▶ [What you are asked to do]: Which lines in the records below contain the word "assignments"? Copy each one out.

▶ [Supplied data]:
• • •

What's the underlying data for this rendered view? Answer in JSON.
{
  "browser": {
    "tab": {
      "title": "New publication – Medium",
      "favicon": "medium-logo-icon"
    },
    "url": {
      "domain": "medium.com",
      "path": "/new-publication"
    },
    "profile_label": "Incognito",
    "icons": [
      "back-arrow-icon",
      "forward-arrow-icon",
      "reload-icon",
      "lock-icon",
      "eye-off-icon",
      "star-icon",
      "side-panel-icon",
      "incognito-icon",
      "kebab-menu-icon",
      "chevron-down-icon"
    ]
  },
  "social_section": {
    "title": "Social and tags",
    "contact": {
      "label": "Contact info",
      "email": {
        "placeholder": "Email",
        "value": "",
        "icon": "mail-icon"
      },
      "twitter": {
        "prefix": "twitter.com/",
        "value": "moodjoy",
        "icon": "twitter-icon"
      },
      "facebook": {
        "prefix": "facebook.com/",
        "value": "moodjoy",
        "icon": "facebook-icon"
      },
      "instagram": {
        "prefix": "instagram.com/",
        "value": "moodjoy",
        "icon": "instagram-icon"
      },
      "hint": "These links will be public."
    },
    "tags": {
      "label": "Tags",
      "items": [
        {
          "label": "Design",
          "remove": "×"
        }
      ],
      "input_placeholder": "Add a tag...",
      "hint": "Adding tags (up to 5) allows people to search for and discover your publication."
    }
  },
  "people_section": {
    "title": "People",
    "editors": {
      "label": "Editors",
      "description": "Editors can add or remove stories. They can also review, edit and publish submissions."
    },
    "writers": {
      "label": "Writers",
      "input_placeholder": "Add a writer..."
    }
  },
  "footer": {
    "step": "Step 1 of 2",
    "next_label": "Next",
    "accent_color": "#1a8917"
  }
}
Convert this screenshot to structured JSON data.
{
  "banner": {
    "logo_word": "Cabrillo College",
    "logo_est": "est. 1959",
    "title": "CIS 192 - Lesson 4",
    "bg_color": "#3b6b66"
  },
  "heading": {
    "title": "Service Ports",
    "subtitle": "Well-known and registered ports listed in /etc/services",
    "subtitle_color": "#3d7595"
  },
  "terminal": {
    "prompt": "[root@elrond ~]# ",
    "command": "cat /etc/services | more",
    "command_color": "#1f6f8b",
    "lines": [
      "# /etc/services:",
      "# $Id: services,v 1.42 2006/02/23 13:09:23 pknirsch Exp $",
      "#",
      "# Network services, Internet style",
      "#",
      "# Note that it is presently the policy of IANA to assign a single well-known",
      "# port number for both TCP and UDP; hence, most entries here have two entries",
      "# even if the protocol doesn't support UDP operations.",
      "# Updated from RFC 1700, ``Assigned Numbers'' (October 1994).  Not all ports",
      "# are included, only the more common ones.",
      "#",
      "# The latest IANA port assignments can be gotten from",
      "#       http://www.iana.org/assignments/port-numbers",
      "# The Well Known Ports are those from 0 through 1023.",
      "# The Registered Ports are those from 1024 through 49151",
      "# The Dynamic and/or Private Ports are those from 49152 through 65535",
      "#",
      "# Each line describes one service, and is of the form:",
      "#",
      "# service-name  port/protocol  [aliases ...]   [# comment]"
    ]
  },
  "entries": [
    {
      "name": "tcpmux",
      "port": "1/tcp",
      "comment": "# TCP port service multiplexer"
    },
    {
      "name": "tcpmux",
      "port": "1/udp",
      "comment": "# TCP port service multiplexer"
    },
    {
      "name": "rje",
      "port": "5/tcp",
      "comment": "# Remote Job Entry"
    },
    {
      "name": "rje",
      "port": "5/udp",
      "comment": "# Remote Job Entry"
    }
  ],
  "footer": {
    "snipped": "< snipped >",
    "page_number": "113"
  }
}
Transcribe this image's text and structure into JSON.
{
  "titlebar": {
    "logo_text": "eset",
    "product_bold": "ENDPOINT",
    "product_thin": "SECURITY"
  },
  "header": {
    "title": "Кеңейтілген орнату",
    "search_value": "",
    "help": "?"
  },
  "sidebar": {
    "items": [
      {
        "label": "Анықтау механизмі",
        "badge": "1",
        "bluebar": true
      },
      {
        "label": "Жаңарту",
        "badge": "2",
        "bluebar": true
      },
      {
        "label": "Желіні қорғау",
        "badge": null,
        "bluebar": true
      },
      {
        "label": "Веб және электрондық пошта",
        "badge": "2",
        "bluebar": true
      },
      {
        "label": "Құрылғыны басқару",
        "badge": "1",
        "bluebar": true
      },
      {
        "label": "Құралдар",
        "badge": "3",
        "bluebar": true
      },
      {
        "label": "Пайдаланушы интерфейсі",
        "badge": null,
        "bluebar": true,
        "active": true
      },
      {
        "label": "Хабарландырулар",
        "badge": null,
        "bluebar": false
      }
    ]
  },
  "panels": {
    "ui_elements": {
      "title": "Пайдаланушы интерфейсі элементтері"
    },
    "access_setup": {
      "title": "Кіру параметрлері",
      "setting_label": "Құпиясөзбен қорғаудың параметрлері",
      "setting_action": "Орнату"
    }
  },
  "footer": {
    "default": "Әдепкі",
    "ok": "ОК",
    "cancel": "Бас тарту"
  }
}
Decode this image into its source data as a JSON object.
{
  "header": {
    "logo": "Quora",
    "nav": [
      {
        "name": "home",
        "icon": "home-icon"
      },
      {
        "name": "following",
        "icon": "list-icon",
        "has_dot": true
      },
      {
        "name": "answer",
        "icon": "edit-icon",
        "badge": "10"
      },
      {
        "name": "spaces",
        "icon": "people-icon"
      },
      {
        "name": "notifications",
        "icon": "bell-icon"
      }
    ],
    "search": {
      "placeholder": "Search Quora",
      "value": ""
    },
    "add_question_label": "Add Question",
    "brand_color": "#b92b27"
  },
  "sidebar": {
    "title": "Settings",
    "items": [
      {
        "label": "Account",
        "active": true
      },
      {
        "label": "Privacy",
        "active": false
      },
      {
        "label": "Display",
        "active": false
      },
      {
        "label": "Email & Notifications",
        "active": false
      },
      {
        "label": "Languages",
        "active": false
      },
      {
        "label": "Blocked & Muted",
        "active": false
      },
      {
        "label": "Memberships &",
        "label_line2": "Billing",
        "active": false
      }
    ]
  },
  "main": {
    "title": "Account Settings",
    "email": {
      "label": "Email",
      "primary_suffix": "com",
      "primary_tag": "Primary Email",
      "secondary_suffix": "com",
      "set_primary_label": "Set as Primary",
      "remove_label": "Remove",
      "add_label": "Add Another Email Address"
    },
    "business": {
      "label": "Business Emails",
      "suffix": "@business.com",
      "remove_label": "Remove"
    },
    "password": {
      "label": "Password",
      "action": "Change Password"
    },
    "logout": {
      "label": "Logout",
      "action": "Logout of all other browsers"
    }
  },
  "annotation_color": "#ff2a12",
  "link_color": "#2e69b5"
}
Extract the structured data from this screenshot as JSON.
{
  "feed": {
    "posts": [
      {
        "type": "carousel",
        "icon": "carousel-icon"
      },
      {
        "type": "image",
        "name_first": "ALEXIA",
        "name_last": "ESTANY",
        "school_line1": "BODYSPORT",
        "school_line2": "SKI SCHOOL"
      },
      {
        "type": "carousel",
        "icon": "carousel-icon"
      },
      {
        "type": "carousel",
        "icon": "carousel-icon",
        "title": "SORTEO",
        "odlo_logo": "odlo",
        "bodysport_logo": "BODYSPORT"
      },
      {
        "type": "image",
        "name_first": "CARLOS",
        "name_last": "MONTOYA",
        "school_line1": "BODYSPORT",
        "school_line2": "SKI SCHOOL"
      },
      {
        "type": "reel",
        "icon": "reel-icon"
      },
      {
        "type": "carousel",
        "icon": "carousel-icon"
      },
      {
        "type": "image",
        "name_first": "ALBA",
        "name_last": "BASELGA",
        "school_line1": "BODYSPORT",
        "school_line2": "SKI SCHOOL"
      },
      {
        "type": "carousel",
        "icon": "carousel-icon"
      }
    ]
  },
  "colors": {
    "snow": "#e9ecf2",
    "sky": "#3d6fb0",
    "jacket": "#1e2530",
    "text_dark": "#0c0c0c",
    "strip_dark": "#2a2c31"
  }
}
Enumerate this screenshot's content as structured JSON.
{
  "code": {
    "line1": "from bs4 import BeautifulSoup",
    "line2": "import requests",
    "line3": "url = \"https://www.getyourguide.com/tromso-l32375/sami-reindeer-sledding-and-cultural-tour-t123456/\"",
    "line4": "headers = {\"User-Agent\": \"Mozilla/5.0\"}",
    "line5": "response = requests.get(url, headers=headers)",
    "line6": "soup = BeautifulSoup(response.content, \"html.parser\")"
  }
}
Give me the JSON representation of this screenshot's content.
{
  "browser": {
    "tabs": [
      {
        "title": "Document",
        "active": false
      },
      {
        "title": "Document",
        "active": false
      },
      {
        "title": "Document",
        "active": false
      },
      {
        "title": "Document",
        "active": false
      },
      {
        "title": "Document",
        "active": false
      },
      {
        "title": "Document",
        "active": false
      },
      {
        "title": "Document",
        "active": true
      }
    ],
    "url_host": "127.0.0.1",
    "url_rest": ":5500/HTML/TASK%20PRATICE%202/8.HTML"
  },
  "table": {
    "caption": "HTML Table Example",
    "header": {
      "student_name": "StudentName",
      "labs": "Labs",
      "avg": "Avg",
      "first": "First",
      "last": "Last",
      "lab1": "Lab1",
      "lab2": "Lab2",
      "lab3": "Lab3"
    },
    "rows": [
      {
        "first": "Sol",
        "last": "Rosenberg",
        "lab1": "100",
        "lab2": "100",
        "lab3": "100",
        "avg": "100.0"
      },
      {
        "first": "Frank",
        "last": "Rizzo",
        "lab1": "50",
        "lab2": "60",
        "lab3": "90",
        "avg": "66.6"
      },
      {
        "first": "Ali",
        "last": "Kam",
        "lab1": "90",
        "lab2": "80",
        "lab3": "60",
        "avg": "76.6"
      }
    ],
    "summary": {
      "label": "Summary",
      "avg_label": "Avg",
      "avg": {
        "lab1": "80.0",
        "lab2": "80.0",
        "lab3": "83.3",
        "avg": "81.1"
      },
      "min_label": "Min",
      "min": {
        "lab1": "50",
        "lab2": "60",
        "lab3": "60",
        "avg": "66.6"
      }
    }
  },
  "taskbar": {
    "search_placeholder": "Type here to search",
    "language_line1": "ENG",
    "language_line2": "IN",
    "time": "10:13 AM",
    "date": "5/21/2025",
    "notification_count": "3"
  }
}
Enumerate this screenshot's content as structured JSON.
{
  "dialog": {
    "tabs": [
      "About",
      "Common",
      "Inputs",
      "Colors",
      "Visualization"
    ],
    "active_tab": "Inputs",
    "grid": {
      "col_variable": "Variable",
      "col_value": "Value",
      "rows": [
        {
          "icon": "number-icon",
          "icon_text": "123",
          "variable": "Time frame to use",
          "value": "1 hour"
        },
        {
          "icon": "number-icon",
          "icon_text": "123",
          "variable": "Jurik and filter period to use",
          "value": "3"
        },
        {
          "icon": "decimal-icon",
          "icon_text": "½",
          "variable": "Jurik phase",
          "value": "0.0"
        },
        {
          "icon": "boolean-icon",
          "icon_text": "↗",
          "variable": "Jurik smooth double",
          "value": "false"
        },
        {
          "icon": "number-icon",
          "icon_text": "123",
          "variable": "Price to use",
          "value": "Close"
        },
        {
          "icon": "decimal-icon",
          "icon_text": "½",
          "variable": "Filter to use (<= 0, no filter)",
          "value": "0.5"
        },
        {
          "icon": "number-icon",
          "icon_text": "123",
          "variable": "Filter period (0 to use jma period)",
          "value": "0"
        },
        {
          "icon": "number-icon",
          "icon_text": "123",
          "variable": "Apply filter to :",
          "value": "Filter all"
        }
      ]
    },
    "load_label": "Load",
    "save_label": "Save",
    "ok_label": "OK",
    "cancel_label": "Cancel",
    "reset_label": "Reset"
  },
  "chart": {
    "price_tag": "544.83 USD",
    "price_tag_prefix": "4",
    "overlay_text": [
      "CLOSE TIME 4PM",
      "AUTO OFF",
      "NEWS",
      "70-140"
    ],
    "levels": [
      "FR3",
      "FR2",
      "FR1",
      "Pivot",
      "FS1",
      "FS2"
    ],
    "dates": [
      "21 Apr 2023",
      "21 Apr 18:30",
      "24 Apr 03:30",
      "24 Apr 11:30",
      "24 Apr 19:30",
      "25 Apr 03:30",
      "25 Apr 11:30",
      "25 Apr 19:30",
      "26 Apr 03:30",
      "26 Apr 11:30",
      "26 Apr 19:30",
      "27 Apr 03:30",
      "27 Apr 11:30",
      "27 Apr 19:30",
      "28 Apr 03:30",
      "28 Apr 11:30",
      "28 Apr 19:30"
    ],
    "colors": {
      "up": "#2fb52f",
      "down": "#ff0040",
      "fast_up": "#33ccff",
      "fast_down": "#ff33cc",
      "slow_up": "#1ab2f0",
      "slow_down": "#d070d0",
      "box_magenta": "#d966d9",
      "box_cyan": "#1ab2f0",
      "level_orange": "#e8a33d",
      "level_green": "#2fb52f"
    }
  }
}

• • •

▶ [Result]:
      "# The latest IANA port assignments can be gotten from",
      "#       http://www.iana.org/assignments/port-numbers",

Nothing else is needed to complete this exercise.